Exercise requirements -
Write out the listing below in full and exactly, leaving out every picture.

Dataset entries -
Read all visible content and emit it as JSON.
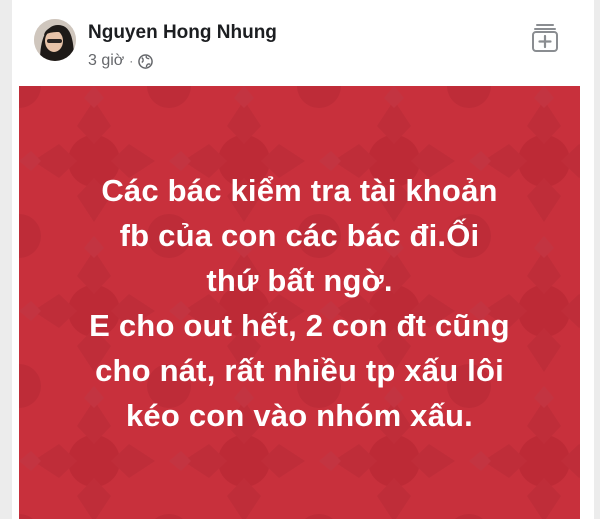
{
  "post": {
    "author": "Nguyen Hong Nhung",
    "time": "3 giờ",
    "separator": "·",
    "privacy_icon": "globe-icon",
    "save_icon": "bookmark-add-icon",
    "avatar_icon": "profile-photo"
  },
  "image": {
    "background_color": "#c8303c",
    "pattern_color": "#bd2b37",
    "text_color": "#ffffff",
    "lines": [
      "Các bác kiểm tra tài khoản",
      "fb của con các bác đi.Ối",
      "thứ bất ngờ.",
      "E cho out hết, 2 con đt cũng",
      "cho nát, rất nhiều tp xấu lôi",
      "kéo con vào nhóm xấu."
    ]
  }
}
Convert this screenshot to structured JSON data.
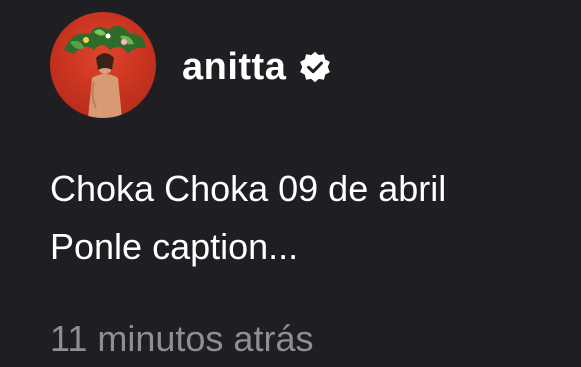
{
  "post": {
    "username": "anitta",
    "verified": true,
    "avatar_icon": "profile-photo",
    "caption_lines": [
      "Choka Choka 09 de abril",
      "Ponle caption..."
    ],
    "timestamp": "11 minutos atrás"
  },
  "colors": {
    "background": "#1f1f23",
    "text_primary": "#ffffff",
    "text_secondary": "#8e8e93",
    "avatar_red": "#c6321f"
  }
}
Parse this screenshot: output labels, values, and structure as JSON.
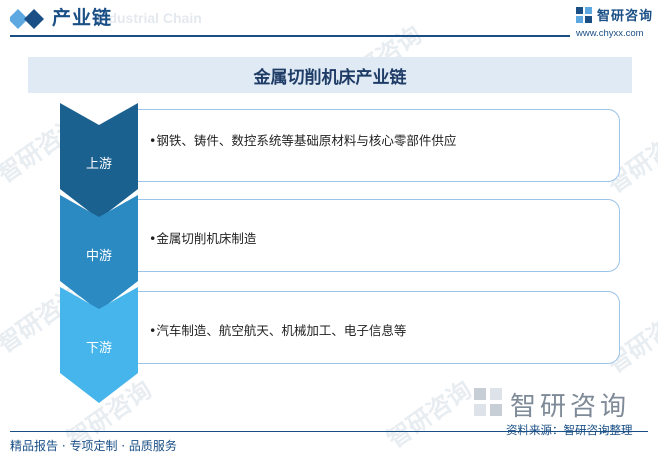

Correct response -
Read all visible content and emit it as JSON.
{
  "post": {
    "author": "Nguyen Hong Nhung",
    "time": "3 giờ",
    "separator": "·",
    "privacy_icon": "globe-icon",
    "save_icon": "bookmark-add-icon",
    "avatar_icon": "profile-photo"
  },
  "image": {
    "background_color": "#c8303c",
    "pattern_color": "#bd2b37",
    "text_color": "#ffffff",
    "lines": [
      "Các bác kiểm tra tài khoản",
      "fb của con các bác đi.Ối",
      "thứ bất ngờ.",
      "E cho out hết, 2 con đt cũng",
      "cho nát, rất nhiều tp xấu lôi",
      "kéo con vào nhóm xấu."
    ]
  }
}
Convert this screenshot to structured JSON data.
{
  "post": {
    "username": "anitta",
    "verified": true,
    "avatar_icon": "profile-photo",
    "caption_lines": [
      "Choka Choka 09 de abril",
      "Ponle caption..."
    ],
    "timestamp": "11 minutos atrás"
  },
  "colors": {
    "background": "#1f1f23",
    "text_primary": "#ffffff",
    "text_secondary": "#8e8e93",
    "avatar_red": "#c6321f"
  }
}
Parse this screenshot: output labels, values, and structure as JSON.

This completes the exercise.